Figure record listings:
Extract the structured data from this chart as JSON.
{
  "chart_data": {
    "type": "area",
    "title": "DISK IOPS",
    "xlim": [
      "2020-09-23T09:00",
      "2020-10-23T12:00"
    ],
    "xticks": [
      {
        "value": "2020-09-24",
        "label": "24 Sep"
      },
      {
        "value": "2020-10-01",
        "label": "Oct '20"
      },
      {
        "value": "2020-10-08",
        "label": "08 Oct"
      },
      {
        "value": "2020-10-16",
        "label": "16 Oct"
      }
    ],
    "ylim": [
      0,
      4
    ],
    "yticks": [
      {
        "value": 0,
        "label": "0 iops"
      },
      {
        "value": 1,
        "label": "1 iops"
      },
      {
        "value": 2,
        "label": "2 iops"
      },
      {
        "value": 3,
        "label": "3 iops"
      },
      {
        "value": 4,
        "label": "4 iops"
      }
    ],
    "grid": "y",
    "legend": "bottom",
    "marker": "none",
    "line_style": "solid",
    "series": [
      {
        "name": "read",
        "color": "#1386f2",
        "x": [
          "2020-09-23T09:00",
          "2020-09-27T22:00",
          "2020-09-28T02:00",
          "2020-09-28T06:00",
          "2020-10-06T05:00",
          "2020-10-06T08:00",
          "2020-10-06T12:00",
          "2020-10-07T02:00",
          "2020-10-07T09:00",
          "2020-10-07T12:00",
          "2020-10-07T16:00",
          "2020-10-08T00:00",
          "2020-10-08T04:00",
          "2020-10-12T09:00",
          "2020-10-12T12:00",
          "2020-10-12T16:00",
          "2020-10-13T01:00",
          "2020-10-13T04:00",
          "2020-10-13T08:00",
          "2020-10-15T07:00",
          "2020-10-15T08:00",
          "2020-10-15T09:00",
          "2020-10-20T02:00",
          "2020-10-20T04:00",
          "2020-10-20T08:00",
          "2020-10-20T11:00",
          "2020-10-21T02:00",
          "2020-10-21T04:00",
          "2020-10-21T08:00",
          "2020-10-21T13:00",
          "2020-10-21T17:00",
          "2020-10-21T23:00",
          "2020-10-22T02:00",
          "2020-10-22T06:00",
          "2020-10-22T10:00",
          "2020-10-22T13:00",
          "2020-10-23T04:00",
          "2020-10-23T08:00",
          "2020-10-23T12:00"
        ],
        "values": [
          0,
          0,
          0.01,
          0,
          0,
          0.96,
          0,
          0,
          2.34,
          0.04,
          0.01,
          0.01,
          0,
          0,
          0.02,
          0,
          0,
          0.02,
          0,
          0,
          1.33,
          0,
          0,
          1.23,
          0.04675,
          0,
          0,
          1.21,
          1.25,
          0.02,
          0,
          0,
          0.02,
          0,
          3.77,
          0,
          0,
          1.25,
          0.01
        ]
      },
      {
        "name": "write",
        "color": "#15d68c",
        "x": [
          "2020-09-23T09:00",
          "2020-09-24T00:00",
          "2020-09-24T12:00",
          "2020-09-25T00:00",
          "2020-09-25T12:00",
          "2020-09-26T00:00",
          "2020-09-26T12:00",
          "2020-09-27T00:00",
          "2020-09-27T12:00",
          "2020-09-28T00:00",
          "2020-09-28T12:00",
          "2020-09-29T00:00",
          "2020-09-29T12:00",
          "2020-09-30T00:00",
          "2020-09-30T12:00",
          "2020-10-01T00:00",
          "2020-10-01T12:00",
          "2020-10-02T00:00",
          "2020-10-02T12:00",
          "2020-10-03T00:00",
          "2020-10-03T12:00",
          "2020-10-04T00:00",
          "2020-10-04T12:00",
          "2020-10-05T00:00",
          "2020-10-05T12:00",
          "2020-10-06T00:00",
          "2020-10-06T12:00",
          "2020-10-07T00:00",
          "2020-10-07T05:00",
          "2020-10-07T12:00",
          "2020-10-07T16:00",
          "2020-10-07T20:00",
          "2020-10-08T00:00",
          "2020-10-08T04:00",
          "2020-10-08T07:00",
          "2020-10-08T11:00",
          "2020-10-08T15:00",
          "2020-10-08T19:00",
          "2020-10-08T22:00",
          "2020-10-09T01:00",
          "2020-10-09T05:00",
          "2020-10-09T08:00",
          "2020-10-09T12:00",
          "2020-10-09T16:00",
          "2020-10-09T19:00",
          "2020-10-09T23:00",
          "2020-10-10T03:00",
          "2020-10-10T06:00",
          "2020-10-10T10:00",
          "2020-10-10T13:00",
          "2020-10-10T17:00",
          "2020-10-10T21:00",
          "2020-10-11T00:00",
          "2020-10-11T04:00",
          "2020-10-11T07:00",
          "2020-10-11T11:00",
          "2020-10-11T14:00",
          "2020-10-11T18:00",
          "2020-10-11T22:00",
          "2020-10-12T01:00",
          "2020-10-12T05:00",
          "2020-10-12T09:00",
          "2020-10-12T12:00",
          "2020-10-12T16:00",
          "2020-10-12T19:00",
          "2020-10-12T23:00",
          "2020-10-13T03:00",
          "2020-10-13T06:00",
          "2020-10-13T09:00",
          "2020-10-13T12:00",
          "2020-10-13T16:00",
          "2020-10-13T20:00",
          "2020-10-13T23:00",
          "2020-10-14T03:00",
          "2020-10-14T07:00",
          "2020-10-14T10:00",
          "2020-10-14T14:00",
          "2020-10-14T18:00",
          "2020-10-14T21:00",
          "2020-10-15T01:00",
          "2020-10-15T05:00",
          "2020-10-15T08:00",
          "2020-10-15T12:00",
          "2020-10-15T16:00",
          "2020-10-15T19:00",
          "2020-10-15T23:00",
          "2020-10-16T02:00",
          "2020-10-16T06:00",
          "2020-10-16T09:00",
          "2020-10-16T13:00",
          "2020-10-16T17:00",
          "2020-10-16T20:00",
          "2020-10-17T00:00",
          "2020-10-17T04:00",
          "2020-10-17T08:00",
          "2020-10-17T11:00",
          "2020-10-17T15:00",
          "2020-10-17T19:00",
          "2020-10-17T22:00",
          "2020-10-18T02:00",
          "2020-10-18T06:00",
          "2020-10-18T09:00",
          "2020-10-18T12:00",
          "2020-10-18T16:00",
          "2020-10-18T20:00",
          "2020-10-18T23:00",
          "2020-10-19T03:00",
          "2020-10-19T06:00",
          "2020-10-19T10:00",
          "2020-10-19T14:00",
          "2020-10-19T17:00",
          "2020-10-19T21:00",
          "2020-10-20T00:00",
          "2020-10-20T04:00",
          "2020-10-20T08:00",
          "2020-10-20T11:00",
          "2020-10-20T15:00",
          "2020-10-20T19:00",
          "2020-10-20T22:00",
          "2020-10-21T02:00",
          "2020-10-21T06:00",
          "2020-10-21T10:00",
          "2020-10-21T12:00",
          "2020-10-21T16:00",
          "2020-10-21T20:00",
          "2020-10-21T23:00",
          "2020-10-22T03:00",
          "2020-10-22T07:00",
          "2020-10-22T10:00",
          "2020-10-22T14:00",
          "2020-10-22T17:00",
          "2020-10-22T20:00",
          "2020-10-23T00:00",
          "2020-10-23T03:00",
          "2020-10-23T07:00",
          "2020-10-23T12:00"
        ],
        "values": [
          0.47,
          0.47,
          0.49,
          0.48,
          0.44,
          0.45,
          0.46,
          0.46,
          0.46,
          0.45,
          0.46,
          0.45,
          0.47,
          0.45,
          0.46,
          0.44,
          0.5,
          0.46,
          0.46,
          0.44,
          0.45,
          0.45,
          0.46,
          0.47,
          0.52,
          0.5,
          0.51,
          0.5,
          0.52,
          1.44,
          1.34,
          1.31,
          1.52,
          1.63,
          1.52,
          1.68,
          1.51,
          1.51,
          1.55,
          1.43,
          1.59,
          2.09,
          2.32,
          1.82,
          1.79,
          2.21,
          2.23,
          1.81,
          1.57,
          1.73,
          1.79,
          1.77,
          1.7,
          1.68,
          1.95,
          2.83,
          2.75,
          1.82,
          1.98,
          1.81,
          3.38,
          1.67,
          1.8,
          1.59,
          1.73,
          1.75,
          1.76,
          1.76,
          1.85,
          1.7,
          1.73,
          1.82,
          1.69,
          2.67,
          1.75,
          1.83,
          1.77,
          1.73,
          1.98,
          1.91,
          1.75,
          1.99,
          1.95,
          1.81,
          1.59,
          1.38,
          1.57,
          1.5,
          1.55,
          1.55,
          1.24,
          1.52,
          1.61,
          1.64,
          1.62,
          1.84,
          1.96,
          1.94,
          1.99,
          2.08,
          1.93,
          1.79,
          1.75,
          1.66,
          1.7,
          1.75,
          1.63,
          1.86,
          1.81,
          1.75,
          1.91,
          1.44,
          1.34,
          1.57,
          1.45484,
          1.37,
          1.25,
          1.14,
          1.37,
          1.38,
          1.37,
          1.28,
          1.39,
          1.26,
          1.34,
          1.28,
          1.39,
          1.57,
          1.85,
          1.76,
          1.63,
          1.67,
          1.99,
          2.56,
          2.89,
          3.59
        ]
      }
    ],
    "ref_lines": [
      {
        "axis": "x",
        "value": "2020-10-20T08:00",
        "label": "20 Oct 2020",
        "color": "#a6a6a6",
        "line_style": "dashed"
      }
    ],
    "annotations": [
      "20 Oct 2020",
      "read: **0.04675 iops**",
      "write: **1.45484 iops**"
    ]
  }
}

## Challenge
Out of the material above, select every line that holds the string "color".

## Answer to the task
        "color": "#1386f2",
        "color": "#15d68c",
        "color": "#a6a6a6",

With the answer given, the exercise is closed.